» **Challenge**: Copy the lines of the data verbatim, beginning at the line that contains "x-tick-label: 2016 [817,690,842,739]" and ending after the line that contains "x-tick-label: 2004 [288,690,313,739]".

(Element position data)
☆ ☆ ☆ ☆ ☆ ☆ ☆

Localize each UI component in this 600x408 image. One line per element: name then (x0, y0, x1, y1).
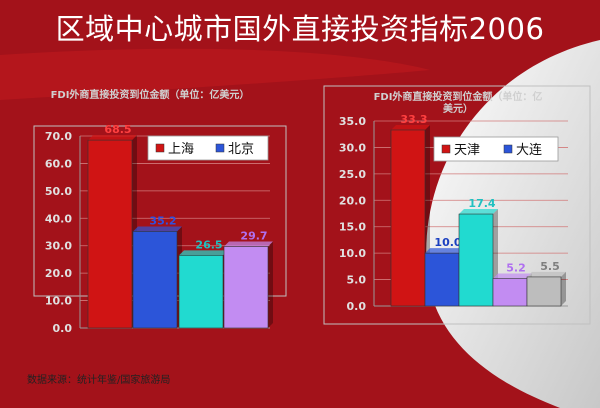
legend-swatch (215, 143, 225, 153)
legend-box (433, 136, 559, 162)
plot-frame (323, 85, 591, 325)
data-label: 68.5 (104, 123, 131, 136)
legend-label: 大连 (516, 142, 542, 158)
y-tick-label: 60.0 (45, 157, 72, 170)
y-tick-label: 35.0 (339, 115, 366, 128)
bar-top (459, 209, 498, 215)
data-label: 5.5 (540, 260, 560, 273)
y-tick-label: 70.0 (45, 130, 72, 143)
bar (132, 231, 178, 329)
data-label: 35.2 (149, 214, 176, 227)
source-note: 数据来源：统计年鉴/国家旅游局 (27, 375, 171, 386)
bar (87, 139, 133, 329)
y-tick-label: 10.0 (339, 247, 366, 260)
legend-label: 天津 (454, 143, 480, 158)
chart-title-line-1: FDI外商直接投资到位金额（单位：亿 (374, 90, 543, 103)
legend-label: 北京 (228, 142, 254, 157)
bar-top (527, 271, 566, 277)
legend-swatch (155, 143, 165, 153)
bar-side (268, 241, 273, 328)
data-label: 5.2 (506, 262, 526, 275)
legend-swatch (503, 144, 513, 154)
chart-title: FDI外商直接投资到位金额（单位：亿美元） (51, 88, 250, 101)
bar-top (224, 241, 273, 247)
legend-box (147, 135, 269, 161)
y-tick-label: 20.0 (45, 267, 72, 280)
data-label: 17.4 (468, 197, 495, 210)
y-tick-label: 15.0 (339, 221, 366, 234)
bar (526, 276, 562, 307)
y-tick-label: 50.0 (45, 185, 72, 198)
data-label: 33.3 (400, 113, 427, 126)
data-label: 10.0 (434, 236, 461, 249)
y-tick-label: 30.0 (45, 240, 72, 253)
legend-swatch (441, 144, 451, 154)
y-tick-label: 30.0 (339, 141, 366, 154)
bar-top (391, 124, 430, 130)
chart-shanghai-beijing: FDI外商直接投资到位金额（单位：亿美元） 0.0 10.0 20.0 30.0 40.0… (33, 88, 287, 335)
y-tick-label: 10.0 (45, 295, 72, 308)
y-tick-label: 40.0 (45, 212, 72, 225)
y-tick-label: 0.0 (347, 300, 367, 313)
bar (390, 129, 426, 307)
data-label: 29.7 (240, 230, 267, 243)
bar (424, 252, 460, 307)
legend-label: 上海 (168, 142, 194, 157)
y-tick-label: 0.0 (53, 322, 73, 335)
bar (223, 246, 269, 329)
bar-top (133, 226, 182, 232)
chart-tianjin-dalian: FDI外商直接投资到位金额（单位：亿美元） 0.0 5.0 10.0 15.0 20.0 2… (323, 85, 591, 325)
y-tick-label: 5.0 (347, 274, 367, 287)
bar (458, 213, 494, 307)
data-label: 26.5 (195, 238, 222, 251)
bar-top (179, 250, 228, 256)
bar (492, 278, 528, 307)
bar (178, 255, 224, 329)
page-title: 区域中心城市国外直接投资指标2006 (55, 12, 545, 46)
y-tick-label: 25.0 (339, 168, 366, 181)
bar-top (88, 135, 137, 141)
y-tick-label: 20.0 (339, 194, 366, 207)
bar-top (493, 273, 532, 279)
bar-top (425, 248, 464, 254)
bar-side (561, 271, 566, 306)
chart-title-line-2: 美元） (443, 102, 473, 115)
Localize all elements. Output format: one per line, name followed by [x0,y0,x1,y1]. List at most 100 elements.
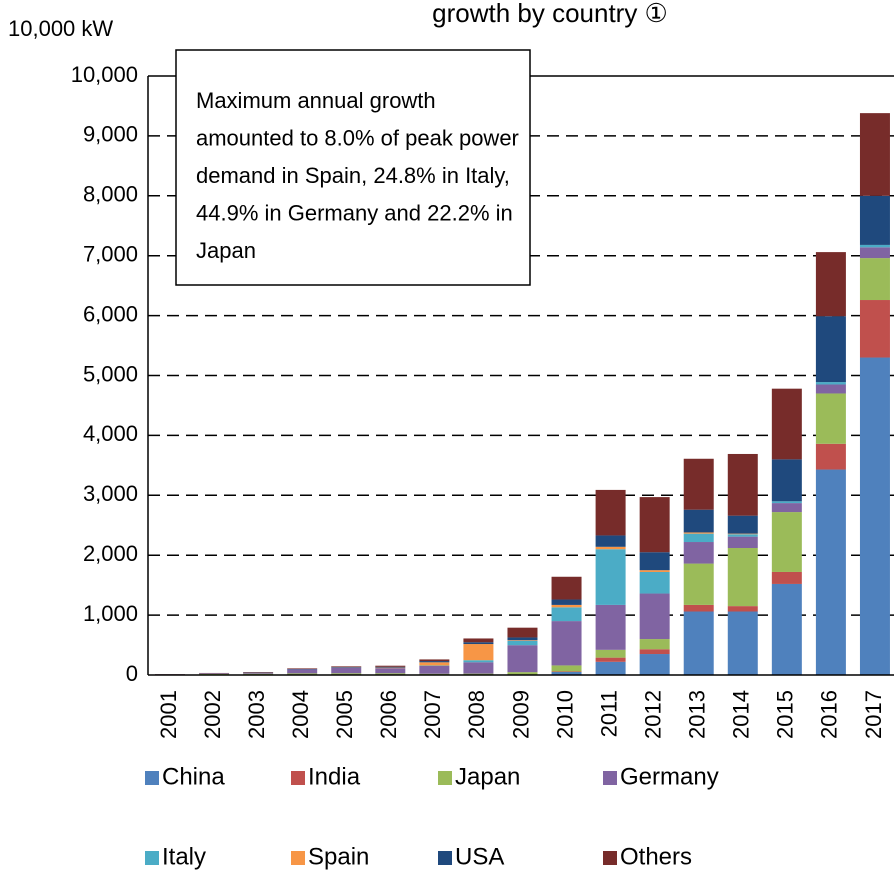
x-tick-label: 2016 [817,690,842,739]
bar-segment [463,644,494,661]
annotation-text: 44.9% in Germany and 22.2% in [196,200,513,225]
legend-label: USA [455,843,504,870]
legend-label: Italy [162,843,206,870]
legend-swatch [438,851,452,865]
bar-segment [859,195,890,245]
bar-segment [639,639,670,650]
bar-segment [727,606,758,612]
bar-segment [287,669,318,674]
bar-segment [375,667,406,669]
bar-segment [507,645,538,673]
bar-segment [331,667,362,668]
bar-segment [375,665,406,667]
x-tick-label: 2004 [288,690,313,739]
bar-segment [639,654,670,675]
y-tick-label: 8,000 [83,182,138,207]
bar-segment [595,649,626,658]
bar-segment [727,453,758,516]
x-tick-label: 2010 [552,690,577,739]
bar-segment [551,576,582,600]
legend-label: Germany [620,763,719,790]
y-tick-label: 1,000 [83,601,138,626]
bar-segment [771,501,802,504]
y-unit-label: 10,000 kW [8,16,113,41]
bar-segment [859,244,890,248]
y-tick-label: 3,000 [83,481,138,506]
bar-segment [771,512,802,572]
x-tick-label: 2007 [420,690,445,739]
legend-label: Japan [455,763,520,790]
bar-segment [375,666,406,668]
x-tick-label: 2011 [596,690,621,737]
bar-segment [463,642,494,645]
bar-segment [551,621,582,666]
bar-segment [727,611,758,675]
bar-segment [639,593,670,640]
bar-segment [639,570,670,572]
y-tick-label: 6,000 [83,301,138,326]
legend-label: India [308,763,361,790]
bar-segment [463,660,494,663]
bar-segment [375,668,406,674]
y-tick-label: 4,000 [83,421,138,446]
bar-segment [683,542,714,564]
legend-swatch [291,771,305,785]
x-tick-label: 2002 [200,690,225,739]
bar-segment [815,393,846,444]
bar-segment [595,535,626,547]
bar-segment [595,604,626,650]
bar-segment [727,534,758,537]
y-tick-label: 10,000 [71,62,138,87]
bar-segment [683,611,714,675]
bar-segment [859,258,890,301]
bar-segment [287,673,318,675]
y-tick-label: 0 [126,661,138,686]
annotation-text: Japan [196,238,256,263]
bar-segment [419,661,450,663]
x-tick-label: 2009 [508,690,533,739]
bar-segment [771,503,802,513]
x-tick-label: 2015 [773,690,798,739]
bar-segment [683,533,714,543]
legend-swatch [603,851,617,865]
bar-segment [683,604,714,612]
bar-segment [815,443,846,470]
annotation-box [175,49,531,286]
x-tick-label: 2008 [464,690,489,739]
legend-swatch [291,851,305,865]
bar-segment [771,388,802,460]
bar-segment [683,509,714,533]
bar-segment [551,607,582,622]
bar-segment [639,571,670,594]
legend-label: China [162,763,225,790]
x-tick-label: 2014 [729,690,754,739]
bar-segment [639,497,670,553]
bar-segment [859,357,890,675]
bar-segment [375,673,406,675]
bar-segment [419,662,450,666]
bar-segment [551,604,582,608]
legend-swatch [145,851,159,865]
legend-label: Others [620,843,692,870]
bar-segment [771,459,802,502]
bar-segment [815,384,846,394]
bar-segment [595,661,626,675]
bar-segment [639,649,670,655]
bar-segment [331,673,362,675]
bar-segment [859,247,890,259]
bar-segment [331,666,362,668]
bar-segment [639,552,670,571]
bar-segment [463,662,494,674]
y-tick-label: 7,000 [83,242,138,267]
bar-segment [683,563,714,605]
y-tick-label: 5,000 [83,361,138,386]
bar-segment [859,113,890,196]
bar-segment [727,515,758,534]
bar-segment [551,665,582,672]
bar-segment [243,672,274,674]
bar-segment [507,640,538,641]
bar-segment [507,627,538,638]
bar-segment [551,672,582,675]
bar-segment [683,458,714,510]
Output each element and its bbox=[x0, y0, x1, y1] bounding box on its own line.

☆ ☆ ☆ ☆ ☆ ☆ ☆

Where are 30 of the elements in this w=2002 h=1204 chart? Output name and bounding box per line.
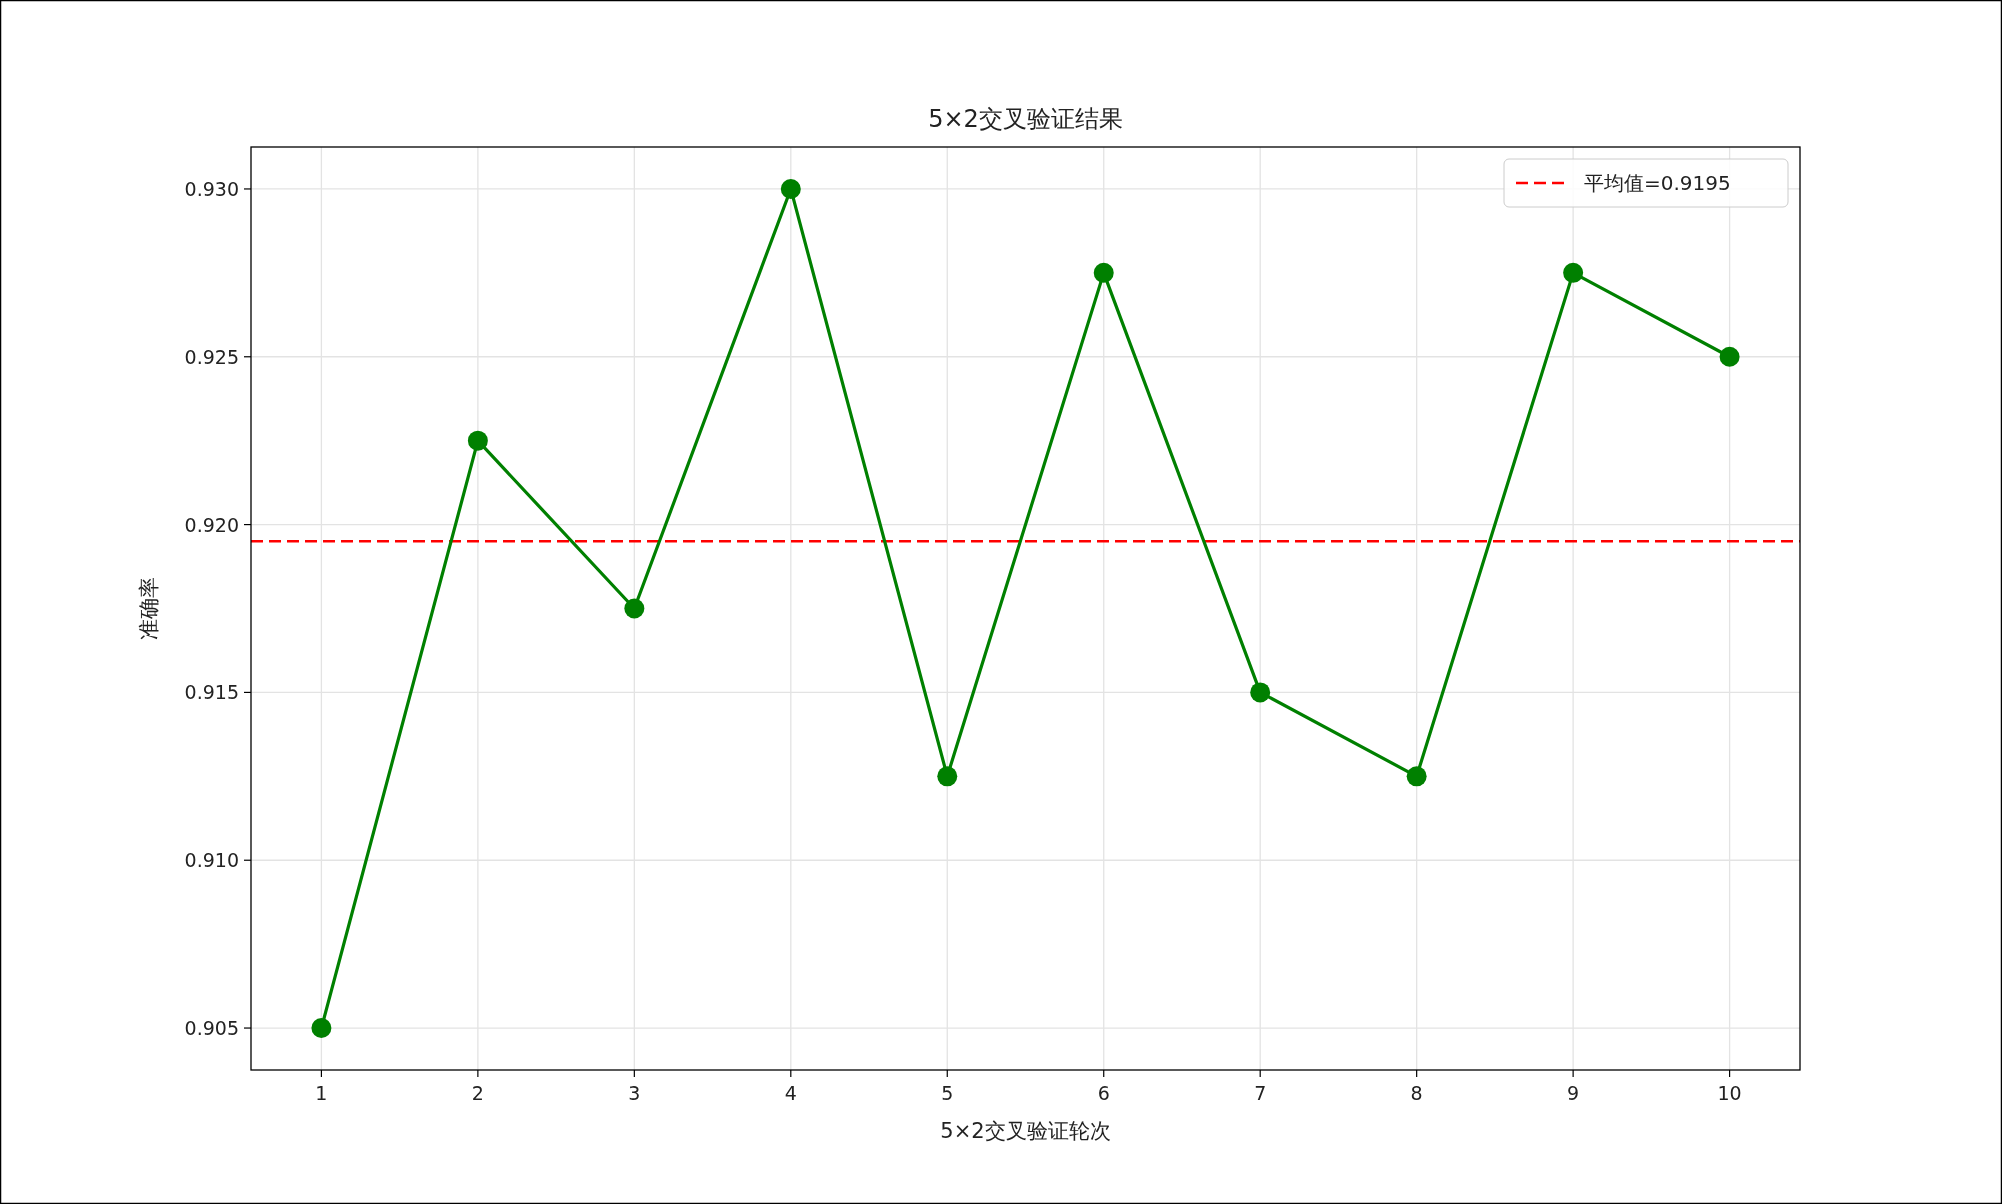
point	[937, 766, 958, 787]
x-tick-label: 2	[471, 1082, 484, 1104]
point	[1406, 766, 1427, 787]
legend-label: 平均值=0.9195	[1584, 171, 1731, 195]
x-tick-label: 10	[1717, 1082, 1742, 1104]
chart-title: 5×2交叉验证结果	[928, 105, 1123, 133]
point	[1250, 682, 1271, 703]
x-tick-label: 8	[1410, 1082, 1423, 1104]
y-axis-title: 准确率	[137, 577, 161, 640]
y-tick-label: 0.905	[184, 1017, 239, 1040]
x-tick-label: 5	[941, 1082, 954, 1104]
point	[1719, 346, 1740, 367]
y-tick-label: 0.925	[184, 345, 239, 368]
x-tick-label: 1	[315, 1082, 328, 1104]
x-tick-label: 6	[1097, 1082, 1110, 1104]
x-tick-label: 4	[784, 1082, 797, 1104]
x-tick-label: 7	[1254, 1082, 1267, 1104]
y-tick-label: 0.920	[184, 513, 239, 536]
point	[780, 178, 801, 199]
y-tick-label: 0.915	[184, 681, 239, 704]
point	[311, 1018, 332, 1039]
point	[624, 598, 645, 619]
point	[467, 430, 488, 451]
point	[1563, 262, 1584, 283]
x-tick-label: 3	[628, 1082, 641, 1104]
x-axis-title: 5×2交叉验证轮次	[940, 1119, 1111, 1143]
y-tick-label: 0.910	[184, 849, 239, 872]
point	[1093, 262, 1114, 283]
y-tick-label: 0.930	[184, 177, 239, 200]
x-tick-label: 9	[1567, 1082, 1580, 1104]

☆ ☆ ☆ ☆ ☆ ☆ ☆

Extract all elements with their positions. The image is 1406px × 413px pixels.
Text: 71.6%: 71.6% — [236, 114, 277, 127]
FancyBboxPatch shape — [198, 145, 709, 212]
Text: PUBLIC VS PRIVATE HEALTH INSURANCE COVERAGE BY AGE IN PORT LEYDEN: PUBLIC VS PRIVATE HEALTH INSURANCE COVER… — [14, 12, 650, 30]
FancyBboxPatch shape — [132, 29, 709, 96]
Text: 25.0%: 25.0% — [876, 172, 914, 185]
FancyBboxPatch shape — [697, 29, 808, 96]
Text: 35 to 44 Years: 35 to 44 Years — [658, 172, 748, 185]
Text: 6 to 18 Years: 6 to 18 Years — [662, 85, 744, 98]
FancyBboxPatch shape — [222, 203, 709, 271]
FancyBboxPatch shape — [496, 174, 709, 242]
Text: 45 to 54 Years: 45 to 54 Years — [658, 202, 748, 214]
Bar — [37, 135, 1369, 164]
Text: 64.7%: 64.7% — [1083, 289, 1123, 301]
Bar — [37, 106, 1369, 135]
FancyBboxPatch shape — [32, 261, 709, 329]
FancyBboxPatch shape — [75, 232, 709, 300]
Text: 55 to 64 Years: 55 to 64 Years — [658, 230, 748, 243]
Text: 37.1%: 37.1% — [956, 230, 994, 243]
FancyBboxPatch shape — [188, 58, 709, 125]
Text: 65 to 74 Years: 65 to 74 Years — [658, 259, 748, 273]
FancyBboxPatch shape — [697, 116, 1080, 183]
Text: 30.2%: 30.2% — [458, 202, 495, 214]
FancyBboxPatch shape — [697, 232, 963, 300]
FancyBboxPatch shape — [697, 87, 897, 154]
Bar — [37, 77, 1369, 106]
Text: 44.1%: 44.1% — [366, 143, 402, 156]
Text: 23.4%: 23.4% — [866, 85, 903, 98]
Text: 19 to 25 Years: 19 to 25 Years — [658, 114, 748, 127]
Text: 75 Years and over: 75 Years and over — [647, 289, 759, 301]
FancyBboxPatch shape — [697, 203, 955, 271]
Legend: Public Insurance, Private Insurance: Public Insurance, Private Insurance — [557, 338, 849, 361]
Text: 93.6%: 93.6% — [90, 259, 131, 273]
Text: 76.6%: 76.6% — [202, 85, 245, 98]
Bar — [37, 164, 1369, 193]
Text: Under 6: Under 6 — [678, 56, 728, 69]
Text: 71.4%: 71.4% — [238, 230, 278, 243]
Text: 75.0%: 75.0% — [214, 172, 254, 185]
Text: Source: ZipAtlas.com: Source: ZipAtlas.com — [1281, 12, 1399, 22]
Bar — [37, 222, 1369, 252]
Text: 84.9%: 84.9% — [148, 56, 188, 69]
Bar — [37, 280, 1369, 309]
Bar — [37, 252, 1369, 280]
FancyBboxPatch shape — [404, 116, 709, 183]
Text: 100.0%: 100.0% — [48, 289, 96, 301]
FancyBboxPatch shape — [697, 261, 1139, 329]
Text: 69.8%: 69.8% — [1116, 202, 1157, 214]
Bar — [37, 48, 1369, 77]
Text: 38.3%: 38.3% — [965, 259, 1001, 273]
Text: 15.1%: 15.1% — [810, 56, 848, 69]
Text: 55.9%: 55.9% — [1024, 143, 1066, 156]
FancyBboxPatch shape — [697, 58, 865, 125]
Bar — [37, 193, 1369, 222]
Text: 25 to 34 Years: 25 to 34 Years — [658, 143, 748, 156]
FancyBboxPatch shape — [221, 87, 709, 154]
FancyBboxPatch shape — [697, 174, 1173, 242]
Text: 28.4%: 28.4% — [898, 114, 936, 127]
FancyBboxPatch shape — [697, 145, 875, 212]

☆ ☆ ☆ ☆ ☆ ☆ ☆

» **Answer below**:
x-tick-label: 2016 [817,690,842,739]
bar-segment [463,644,494,661]
annotation-text: 44.9% in Germany and 22.2% in [196,200,513,225]
legend-label: USA [455,843,504,870]
legend-label: Italy [162,843,206,870]
legend-swatch [438,851,452,865]
bar-segment [859,195,890,245]
bar-segment [639,639,670,650]
bar-segment [727,606,758,612]
bar-segment [287,669,318,674]
bar-segment [375,667,406,669]
bar-segment [507,645,538,673]
bar-segment [331,667,362,668]
bar-segment [375,665,406,667]
x-tick-label: 2004 [288,690,313,739]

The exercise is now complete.